→ Do this:
Within the data that follows, how many lines carry the string "name"? Give the number alone.

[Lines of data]
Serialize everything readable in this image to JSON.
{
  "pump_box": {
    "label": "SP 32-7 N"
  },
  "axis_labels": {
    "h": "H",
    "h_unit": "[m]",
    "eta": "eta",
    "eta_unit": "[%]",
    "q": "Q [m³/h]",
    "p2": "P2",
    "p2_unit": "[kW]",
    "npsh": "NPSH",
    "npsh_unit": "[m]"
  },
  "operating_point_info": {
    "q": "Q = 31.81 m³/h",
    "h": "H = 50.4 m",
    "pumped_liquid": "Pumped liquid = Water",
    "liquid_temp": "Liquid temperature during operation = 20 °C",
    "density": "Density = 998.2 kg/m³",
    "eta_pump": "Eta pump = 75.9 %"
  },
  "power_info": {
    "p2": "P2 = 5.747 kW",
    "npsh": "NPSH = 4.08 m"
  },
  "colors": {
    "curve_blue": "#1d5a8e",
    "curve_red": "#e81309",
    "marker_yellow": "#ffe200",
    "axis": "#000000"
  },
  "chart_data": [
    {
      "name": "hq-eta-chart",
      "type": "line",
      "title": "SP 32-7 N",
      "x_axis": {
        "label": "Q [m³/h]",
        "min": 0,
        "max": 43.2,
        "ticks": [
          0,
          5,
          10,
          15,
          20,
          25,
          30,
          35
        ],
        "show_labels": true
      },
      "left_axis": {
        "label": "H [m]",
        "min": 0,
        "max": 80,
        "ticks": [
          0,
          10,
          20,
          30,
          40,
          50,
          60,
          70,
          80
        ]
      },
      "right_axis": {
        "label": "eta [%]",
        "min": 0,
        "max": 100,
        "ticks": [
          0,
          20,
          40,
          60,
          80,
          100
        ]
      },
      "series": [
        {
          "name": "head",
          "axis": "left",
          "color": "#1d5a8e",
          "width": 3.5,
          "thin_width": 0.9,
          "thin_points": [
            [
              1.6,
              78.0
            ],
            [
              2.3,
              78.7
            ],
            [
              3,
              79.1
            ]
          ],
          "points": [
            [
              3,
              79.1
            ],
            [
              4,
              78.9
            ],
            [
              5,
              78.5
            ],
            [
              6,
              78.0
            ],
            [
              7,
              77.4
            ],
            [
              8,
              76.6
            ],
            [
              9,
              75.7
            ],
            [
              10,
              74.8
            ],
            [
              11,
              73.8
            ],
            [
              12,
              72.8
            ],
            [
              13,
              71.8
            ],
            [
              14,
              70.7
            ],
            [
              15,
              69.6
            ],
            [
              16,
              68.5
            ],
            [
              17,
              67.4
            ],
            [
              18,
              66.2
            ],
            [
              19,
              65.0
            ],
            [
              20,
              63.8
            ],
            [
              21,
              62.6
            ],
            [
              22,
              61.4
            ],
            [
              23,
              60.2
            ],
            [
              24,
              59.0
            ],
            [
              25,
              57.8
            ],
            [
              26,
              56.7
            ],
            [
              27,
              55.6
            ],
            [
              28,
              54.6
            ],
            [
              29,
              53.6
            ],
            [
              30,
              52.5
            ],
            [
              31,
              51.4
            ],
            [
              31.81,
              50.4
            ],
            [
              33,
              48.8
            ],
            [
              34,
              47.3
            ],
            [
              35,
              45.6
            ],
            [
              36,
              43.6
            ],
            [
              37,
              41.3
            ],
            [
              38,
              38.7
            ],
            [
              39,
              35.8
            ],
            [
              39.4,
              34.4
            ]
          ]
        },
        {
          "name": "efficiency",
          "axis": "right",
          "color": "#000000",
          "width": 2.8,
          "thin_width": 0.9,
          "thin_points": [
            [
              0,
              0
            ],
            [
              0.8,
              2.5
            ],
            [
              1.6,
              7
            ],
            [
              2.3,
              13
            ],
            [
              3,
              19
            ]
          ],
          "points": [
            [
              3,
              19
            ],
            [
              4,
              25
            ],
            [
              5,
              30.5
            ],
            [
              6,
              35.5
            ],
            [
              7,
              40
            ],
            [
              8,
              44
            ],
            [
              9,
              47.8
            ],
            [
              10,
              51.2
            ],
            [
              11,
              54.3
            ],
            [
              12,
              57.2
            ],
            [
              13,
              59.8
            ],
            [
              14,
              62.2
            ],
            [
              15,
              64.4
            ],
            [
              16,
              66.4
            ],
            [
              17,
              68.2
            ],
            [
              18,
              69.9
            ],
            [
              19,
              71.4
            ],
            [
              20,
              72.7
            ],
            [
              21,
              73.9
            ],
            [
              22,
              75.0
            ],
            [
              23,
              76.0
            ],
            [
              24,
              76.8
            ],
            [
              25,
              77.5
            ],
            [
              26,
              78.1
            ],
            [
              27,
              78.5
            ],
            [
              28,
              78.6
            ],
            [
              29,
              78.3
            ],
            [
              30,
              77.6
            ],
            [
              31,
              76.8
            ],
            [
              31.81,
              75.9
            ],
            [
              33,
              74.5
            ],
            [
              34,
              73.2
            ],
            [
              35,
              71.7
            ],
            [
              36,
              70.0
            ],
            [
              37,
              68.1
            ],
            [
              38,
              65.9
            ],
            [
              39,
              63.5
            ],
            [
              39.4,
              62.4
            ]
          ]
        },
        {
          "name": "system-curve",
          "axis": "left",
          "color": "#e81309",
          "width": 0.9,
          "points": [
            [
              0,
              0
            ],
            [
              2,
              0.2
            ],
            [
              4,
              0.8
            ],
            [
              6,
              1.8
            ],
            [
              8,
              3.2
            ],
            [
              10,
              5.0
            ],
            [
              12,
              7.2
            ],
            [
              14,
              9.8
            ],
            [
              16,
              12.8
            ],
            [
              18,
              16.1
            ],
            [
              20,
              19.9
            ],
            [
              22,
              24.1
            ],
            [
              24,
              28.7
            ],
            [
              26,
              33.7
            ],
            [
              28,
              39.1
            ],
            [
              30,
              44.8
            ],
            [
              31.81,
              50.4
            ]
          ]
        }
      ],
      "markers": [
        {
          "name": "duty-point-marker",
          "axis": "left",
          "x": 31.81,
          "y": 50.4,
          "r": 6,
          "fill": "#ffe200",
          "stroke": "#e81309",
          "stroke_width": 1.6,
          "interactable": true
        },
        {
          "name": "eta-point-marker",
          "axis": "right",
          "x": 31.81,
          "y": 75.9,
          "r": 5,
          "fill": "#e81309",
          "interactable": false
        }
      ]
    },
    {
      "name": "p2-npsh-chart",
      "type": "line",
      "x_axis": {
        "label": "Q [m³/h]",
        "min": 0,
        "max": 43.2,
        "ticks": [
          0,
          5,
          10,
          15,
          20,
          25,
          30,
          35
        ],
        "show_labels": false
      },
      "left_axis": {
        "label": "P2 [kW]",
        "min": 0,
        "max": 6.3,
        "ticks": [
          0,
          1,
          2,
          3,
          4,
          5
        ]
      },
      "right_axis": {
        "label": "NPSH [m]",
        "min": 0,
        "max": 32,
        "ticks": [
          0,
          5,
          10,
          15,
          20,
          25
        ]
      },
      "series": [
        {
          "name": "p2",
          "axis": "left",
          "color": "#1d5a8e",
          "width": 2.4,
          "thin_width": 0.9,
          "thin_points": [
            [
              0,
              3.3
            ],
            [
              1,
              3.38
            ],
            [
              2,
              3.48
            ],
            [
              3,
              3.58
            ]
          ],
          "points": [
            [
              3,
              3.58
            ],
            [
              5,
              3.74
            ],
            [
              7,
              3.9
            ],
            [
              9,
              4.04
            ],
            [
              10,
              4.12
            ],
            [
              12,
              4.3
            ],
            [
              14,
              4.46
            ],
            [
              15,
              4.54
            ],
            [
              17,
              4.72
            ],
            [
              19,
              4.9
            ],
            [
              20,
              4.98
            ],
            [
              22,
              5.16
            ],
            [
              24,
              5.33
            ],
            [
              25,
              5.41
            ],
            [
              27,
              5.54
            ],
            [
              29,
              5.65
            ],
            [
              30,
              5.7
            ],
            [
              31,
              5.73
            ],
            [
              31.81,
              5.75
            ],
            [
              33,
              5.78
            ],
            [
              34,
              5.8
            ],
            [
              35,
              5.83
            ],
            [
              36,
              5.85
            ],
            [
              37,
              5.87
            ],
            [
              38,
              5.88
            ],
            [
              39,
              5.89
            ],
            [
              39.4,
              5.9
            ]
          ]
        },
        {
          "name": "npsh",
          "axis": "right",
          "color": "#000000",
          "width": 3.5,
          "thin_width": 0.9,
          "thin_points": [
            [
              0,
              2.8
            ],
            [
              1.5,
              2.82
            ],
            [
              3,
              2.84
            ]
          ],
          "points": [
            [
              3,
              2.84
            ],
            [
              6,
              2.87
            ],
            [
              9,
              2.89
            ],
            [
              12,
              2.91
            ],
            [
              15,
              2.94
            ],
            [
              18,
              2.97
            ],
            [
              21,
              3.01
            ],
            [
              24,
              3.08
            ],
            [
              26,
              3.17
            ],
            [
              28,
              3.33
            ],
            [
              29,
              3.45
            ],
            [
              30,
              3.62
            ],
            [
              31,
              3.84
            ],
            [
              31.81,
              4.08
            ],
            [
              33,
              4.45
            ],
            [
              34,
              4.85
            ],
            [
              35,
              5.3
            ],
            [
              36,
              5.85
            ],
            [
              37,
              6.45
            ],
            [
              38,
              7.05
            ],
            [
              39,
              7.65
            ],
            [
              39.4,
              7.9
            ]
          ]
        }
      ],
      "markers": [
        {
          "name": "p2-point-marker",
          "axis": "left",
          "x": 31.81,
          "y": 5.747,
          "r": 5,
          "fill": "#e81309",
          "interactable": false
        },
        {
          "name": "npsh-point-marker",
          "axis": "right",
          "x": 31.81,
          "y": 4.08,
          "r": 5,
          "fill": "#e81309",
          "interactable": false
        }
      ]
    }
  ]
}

→ Solved exercise:
11